**Exercise brief**
Repeat the material in full. Keep every line exactly as it is.

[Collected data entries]
══════════
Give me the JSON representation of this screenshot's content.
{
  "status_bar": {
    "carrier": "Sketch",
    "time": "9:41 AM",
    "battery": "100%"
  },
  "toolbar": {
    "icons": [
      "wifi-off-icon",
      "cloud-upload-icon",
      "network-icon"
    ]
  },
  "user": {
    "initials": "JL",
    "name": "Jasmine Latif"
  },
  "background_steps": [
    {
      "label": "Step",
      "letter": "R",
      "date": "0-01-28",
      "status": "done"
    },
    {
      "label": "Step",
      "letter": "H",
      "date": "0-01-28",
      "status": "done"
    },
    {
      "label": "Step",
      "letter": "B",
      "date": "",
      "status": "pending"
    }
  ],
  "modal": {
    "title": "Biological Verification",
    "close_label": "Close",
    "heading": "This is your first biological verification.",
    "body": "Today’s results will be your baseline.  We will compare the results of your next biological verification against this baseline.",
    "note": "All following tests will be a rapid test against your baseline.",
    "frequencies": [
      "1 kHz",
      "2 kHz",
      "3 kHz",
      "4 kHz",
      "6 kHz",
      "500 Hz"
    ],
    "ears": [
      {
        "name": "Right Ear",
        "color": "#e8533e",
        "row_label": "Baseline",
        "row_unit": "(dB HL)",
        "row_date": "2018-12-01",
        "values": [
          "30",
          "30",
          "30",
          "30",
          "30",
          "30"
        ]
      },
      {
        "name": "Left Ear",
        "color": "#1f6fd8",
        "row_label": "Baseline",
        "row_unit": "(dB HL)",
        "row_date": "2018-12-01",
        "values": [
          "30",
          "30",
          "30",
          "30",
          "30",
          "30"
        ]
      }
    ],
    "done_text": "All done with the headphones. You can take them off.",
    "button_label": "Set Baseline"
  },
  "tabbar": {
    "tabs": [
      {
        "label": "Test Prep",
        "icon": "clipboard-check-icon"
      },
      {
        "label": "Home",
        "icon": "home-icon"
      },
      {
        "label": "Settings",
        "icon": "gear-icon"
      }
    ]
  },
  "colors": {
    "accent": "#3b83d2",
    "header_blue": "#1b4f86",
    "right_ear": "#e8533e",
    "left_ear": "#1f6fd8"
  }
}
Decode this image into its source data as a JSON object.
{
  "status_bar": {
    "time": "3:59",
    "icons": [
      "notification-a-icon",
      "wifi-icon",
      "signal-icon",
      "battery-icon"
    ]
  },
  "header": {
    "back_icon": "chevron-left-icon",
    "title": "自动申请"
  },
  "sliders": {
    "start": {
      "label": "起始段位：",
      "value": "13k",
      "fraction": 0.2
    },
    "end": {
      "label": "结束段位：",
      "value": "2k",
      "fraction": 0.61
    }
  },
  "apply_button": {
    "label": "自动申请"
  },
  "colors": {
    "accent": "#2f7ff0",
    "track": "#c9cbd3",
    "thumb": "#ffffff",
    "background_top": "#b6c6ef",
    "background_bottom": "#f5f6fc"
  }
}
══════════
**Exercise result**
Give me the JSON representation of this screenshot's content.
{
  "status_bar": {
    "carrier": "Sketch",
    "time": "9:41 AM",
    "battery": "100%"
  },
  "toolbar": {
    "icons": [
      "wifi-off-icon",
      "cloud-upload-icon",
      "network-icon"
    ]
  },
  "user": {
    "initials": "JL",
    "name": "Jasmine Latif"
  },
  "background_steps": [
    {
      "label": "Step",
      "letter": "R",
      "date": "0-01-28",
      "status": "done"
    },
    {
      "label": "Step",
      "letter": "H",
      "date": "0-01-28",
      "status": "done"
    },
    {
      "label": "Step",
      "letter": "B",
      "date": "",
      "status": "pending"
    }
  ],
  "modal": {
    "title": "Biological Verification",
    "close_label": "Close",
    "heading": "This is your first biological verification.",
    "body": "Today’s results will be your baseline.  We will compare the results of your next biological verification against this baseline.",
    "note": "All following tests will be a rapid test against your baseline.",
    "frequencies": [
      "1 kHz",
      "2 kHz",
      "3 kHz",
      "4 kHz",
      "6 kHz",
      "500 Hz"
    ],
    "ears": [
      {
        "name": "Right Ear",
        "color": "#e8533e",
        "row_label": "Baseline",
        "row_unit": "(dB HL)",
        "row_date": "2018-12-01",
        "values": [
          "30",
          "30",
          "30",
          "30",
          "30",
          "30"
        ]
      },
      {
        "name": "Left Ear",
        "color": "#1f6fd8",
        "row_label": "Baseline",
        "row_unit": "(dB HL)",
        "row_date": "2018-12-01",
        "values": [
          "30",
          "30",
          "30",
          "30",
          "30",
          "30"
        ]
      }
    ],
    "done_text": "All done with the headphones. You can take them off.",
    "button_label": "Set Baseline"
  },
  "tabbar": {
    "tabs": [
      {
        "label": "Test Prep",
        "icon": "clipboard-check-icon"
      },
      {
        "label": "Home",
        "icon": "home-icon"
      },
      {
        "label": "Settings",
        "icon": "gear-icon"
      }
    ]
  },
  "colors": {
    "accent": "#3b83d2",
    "header_blue": "#1b4f86",
    "right_ear": "#e8533e",
    "left_ear": "#1f6fd8"
  }
}
Decode this image into its source data as a JSON object.
{
  "status_bar": {
    "time": "3:59",
    "icons": [
      "notification-a-icon",
      "wifi-icon",
      "signal-icon",
      "battery-icon"
    ]
  },
  "header": {
    "back_icon": "chevron-left-icon",
    "title": "自动申请"
  },
  "sliders": {
    "start": {
      "label": "起始段位：",
      "value": "13k",
      "fraction": 0.2
    },
    "end": {
      "label": "结束段位：",
      "value": "2k",
      "fraction": 0.61
    }
  },
  "apply_button": {
    "label": "自动申请"
  },
  "colors": {
    "accent": "#2f7ff0",
    "track": "#c9cbd3",
    "thumb": "#ffffff",
    "background_top": "#b6c6ef",
    "background_bottom": "#f5f6fc"
  }
}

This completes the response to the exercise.